[WRITTEN EXERCISE]
From the line containing "Read this page and output its text content." through the last line of the entries below, repeat each line word for word and leave out the rest.

[TASK MATERIAL]
+++

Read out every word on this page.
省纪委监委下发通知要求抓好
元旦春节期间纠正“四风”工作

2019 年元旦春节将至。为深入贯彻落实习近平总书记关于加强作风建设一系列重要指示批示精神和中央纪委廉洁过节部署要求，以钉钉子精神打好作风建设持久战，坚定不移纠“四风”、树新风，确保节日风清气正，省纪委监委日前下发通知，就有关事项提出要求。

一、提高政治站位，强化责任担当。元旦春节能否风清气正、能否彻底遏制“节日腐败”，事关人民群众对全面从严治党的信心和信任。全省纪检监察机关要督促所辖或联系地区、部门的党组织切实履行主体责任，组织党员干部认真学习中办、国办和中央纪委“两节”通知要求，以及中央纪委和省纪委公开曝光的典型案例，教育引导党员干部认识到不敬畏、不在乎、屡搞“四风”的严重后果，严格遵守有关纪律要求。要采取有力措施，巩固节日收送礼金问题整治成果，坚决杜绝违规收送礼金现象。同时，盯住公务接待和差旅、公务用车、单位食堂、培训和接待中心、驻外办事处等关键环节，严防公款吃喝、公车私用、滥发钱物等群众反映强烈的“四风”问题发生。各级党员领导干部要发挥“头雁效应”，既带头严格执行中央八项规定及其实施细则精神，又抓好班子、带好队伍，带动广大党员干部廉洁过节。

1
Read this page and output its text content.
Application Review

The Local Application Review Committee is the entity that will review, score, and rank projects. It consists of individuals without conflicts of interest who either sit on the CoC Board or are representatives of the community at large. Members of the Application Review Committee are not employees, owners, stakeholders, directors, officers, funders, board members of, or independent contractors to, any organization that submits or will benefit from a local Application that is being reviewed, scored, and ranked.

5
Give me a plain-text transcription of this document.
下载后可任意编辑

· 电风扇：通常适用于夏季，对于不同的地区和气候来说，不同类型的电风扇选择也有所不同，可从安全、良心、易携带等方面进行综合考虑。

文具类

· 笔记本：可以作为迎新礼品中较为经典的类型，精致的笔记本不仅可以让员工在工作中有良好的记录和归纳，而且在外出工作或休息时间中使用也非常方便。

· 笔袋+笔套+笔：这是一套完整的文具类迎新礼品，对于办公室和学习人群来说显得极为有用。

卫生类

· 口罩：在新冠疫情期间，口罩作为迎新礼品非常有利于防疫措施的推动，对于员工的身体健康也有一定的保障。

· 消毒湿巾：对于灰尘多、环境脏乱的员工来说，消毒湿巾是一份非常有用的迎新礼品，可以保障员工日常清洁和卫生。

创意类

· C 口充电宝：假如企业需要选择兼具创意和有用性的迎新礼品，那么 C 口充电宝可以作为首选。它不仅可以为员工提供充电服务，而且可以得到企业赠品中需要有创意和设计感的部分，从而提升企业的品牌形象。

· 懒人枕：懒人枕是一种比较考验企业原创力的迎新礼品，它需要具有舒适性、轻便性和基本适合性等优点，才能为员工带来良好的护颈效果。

+++

[REPLY TO THE EXERCISE]
Read this page and output its text content.
Application Review

The Local Application Review Committee is the entity that will review, score, and rank projects. It consists of individuals without conflicts of interest who either sit on the CoC Board or are representatives of the community at large. Members of the Application Review Committee are not employees, owners, stakeholders, directors, officers, funders, board members of, or independent contractors to, any organization that submits or will benefit from a local Application that is being reviewed, scored, and ranked.

5
Give me a plain-text transcription of this document.
下载后可任意编辑

· 电风扇：通常适用于夏季，对于不同的地区和气候来说，不同类型的电风扇选择也有所不同，可从安全、良心、易携带等方面进行综合考虑。

文具类

· 笔记本：可以作为迎新礼品中较为经典的类型，精致的笔记本不仅可以让员工在工作中有良好的记录和归纳，而且在外出工作或休息时间中使用也非常方便。

· 笔袋+笔套+笔：这是一套完整的文具类迎新礼品，对于办公室和学习人群来说显得极为有用。

卫生类

· 口罩：在新冠疫情期间，口罩作为迎新礼品非常有利于防疫措施的推动，对于员工的身体健康也有一定的保障。

· 消毒湿巾：对于灰尘多、环境脏乱的员工来说，消毒湿巾是一份非常有用的迎新礼品，可以保障员工日常清洁和卫生。

创意类

· C 口充电宝：假如企业需要选择兼具创意和有用性的迎新礼品，那么 C 口充电宝可以作为首选。它不仅可以为员工提供充电服务，而且可以得到企业赠品中需要有创意和设计感的部分，从而提升企业的品牌形象。

· 懒人枕：懒人枕是一种比较考验企业原创力的迎新礼品，它需要具有舒适性、轻便性和基本适合性等优点，才能为员工带来良好的护颈效果。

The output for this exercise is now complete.